- Set problem
Copy out each line of the listing that has the word "listopada" in it.

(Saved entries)
┌────────

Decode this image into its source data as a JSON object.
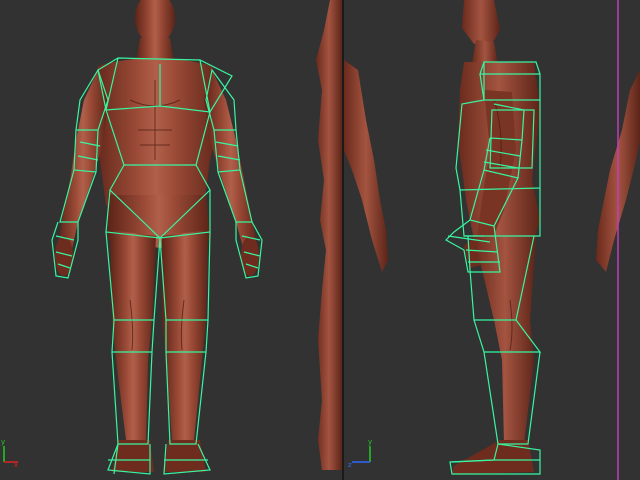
{
  "viewports": [
    {
      "id": "front",
      "label": "front-viewport",
      "axis_gizmo": {
        "up": "y",
        "right": "x"
      }
    },
    {
      "id": "side",
      "label": "side-viewport",
      "axis_gizmo": {
        "up": "y",
        "right": "z"
      }
    }
  ],
  "colors": {
    "background": "#323232",
    "skin": "#8a4030",
    "skin_dark": "#5c2418",
    "skin_light": "#b0604a",
    "cage_wire": "#39f5a0",
    "selection_edge": "#c03cc0",
    "axis_y": "#22cc22",
    "axis_x": "#dd2222",
    "axis_z": "#3366ff"
  }
}
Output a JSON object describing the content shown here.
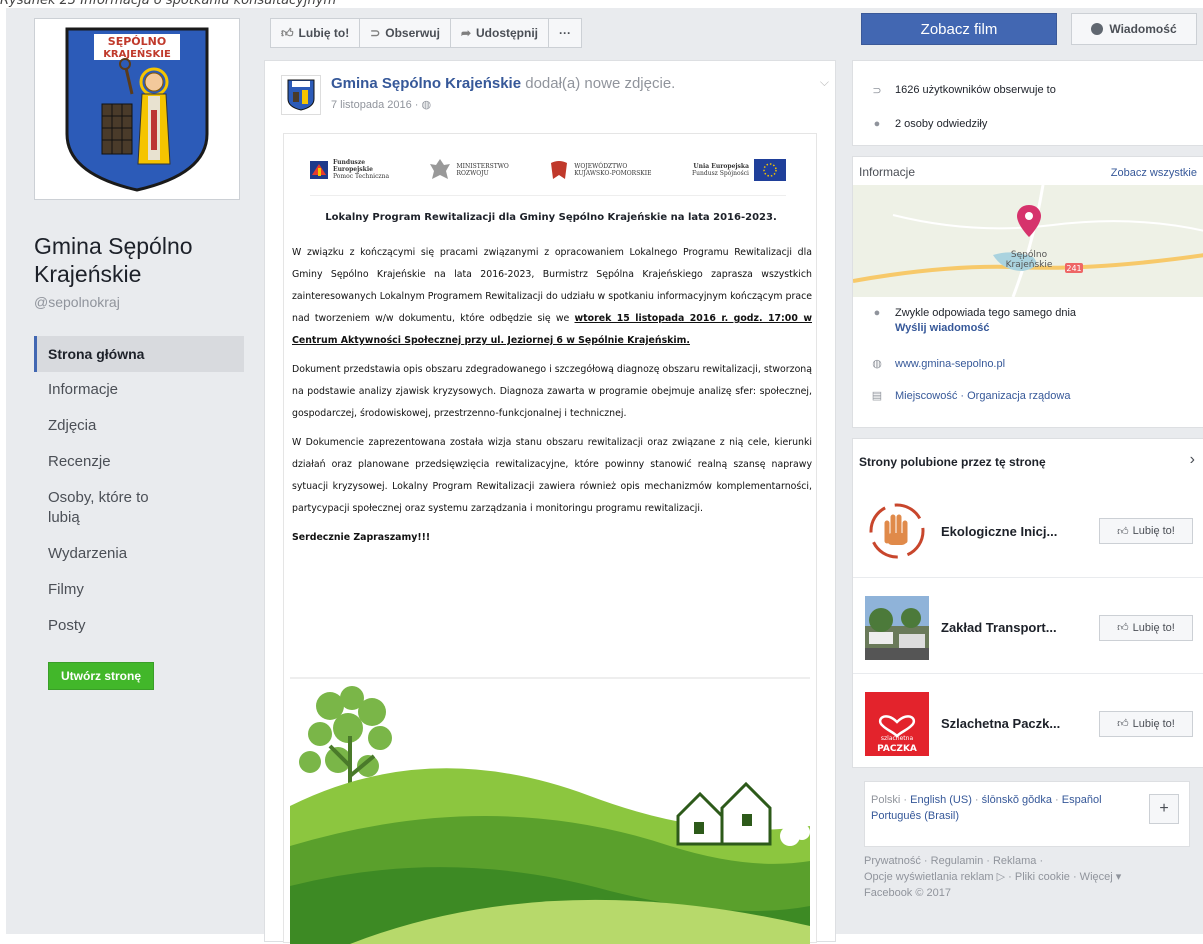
{
  "caption": "Rysunek 23 Informacja o spotkaniu konsultacyjnym",
  "page": {
    "badge_text_1": "SĘPÓLNO",
    "badge_text_2": "KRAJEŃSKIE",
    "name": "Gmina Sępólno Krajeńskie",
    "handle": "@sepolnokraj",
    "nav": [
      "Strona główna",
      "Informacje",
      "Zdjęcia",
      "Recenzje",
      "Osoby, które to lubią",
      "Wydarzenia",
      "Filmy",
      "Posty"
    ],
    "create_page": "Utwórz stronę"
  },
  "actions": {
    "like": "Lubię to!",
    "follow": "Obserwuj",
    "share": "Udostępnij",
    "more": "···",
    "watch": "Zobacz film",
    "message": "Wiadomość"
  },
  "post": {
    "author": "Gmina Sępólno Krajeńskie",
    "action": "dodał(a) nowe zdjęcie.",
    "date": "7 listopada 2016 · ",
    "logos": {
      "fe_1": "Fundusze",
      "fe_2": "Europejskie",
      "fe_3": "Pomoc Techniczna",
      "min_1": "MINISTERSTWO",
      "min_2": "ROZWOJU",
      "woj_1": "WOJEWÓDZTWO",
      "woj_2": "KUJAWSKO-POMORSKIE",
      "ue_1": "Unia Europejska",
      "ue_2": "Fundusz Spójności"
    },
    "doc_title": "Lokalny Program Rewitalizacji dla Gminy Sępólno Krajeńskie na lata 2016-2023.",
    "p1": "W związku z kończącymi się pracami związanymi z opracowaniem Lokalnego Programu Rewitalizacji dla Gminy Sępólno Krajeńskie na lata 2016-2023, Burmistrz Sępólna Krajeńskiego zaprasza wszystkich zainteresowanych Lokalnym Programem Rewitalizacji do udziału w spotkaniu informacyjnym kończącym prace nad tworzeniem w/w dokumentu, które odbędzie się we ",
    "p1_bold": "wtorek 15 listopada 2016 r. godz. 17:00 w Centrum Aktywności Społecznej przy ul. Jeziornej 6 w Sępólnie Krajeńskim.",
    "p2": "Dokument przedstawia opis obszaru zdegradowanego i szczegółową diagnozę obszaru rewitalizacji, stworzoną na podstawie analizy zjawisk kryzysowych. Diagnoza zawarta w programie obejmuje analizę sfer: społecznej, gospodarczej, środowiskowej, przestrzenno-funkcjonalnej i technicznej.",
    "p3": "W Dokumencie zaprezentowana została wizja stanu obszaru rewitalizacji oraz związane z nią cele, kierunki działań oraz planowane przedsięwzięcia rewitalizacyjne, które powinny stanowić realną szansę naprawy sytuacji kryzysowej. Lokalny Program Rewitalizacji zawiera również opis mechanizmów komplementarności, partycypacji społecznej oraz systemu zarządzania i monitoringu programu rewitalizacji.",
    "p4": "Serdecznie Zapraszamy!!!"
  },
  "about": {
    "followers": "1626 użytkowników obserwuje to",
    "visits": "2 osoby odwiedziły",
    "info_title": "Informacje",
    "see_all": "Zobacz wszystkie",
    "map_label_1": "Sępólno",
    "map_label_2": "Krajeńskie",
    "road": "241",
    "responds": "Zwykle odpowiada tego samego dnia",
    "send_message": "Wyślij wiadomość",
    "website": "www.gmina-sepolno.pl",
    "category": "Miejscowość · Organizacja rządowa"
  },
  "liked": {
    "title": "Strony polubione przez tę stronę",
    "pages": [
      "Ekologiczne Inicj...",
      "Zakład Transport...",
      "Szlachetna Paczk..."
    ],
    "like_label": "Lubię to!",
    "paczka_1": "szlachetna",
    "paczka_2": "PACZKA"
  },
  "footer": {
    "lang_current": "Polski · ",
    "lang_en": "English (US)",
    "sep": " · ",
    "lang_sl": "ślōnskŏ gŏdka",
    "lang_es": "Español",
    "lang_pt": "Português (Brasil)",
    "links_1": "Prywatność · Regulamin · Reklama ·",
    "links_2": "Opcje wyświetlania reklam ▷ · Pliki cookie · Więcej ▾",
    "links_3": "Facebook © 2017"
  },
  "colors": {
    "brand": "#4267b2",
    "green": "#42b72a",
    "link": "#365899"
  }
}
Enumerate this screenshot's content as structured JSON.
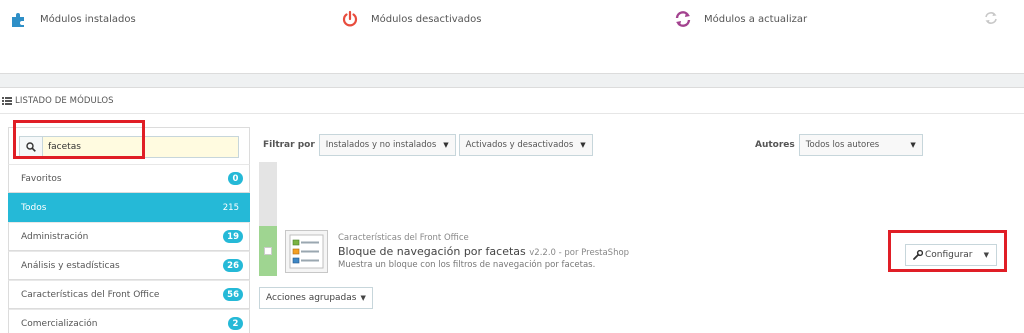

└────────

- Exercise answer
    "date": "7 listopada 2016 · ",
    "p1_bold": "wtorek 15 listopada 2016 r. godz. 17:00 w Centrum Aktywności Społecznej przy ul. Jeziornej 6 w Sępólnie Krajeńskim.",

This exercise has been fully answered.